- What is being asked: From the entries below, please gather each line containing the string "title".

- Records for the exercise:
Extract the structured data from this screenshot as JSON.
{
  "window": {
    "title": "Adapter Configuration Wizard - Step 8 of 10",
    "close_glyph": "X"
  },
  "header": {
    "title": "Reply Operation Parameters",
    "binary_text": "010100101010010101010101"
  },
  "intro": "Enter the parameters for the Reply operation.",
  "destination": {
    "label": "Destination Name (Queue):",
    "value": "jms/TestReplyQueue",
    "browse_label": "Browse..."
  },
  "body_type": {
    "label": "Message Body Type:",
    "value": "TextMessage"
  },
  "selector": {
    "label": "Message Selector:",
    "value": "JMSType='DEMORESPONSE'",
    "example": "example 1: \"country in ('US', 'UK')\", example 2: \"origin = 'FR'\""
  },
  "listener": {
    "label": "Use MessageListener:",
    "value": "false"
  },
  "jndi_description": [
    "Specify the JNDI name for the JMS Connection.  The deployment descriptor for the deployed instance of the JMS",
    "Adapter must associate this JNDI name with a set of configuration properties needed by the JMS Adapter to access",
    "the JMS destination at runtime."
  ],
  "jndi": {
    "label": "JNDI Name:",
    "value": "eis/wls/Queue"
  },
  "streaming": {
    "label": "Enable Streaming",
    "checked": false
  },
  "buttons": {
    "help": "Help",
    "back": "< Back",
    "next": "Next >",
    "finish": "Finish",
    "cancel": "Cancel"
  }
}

- Completed exercise:
    "title": "Adapter Configuration Wizard - Step 8 of 10",
    "title": "Reply Operation Parameters",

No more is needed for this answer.